Provided data:
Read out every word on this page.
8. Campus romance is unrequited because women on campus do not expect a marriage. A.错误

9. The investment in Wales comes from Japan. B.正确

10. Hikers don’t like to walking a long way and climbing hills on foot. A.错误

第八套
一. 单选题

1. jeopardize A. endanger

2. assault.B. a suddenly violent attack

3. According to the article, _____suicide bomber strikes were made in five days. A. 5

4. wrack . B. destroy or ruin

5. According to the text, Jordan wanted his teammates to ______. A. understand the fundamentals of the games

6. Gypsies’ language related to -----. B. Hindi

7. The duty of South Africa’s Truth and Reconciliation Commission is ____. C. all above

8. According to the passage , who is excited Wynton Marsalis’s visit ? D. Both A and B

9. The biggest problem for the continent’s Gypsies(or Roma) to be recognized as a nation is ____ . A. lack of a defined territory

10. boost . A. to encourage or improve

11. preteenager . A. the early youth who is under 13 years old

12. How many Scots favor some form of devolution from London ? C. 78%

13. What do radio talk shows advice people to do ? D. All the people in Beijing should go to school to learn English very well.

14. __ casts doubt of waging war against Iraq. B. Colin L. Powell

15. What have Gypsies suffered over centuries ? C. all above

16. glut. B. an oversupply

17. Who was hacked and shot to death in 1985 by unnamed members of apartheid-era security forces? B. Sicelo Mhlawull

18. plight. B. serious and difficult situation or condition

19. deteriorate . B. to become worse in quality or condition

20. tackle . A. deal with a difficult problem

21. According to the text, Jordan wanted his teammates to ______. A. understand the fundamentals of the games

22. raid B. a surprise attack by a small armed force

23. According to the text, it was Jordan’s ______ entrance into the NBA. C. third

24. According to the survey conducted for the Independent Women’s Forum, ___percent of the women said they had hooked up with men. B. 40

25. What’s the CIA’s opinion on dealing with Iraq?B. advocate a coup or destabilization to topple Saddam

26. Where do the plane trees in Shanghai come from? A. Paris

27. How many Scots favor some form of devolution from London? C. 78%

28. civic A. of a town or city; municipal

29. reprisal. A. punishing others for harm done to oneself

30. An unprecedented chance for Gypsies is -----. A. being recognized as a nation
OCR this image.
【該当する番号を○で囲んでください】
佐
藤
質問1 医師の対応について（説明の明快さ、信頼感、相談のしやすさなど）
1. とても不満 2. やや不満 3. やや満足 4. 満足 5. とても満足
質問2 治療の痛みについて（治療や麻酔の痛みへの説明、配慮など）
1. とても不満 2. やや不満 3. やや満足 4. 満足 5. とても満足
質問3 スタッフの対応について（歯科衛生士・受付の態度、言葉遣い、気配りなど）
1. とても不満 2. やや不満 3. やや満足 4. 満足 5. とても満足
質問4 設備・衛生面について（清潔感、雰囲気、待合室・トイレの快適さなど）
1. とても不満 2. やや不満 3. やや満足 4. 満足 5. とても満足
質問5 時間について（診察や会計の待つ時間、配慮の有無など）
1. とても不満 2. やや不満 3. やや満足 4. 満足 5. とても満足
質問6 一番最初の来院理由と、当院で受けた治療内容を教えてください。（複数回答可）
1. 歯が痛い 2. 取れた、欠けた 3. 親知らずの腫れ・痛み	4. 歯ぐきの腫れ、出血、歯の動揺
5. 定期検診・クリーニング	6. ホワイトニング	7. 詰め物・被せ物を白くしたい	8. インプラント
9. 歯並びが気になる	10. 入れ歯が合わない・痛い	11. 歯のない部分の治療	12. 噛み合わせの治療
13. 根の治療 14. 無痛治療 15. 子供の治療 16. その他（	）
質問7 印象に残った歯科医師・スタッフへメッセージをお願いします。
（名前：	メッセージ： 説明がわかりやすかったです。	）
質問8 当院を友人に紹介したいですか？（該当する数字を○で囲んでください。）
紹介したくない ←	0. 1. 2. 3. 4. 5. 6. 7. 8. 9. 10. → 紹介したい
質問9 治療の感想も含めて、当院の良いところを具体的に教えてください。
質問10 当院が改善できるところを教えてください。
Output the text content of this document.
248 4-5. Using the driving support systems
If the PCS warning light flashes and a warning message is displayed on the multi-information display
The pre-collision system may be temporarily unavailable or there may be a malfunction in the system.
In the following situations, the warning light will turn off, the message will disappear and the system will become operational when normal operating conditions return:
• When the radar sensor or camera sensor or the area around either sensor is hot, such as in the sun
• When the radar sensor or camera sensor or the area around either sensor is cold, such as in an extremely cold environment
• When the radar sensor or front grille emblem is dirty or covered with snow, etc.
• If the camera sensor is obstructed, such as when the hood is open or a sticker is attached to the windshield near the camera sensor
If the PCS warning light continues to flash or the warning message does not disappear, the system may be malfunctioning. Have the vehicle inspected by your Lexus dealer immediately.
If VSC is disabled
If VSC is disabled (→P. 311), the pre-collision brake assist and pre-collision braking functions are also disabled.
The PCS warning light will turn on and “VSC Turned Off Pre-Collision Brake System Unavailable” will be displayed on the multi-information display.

Goal: Pull out every line of the records above that contains the word "Scots".

Solution to the problem:
12. How many Scots favor some form of devolution from London ? C. 78%
27. How many Scots favor some form of devolution from London? C. 78%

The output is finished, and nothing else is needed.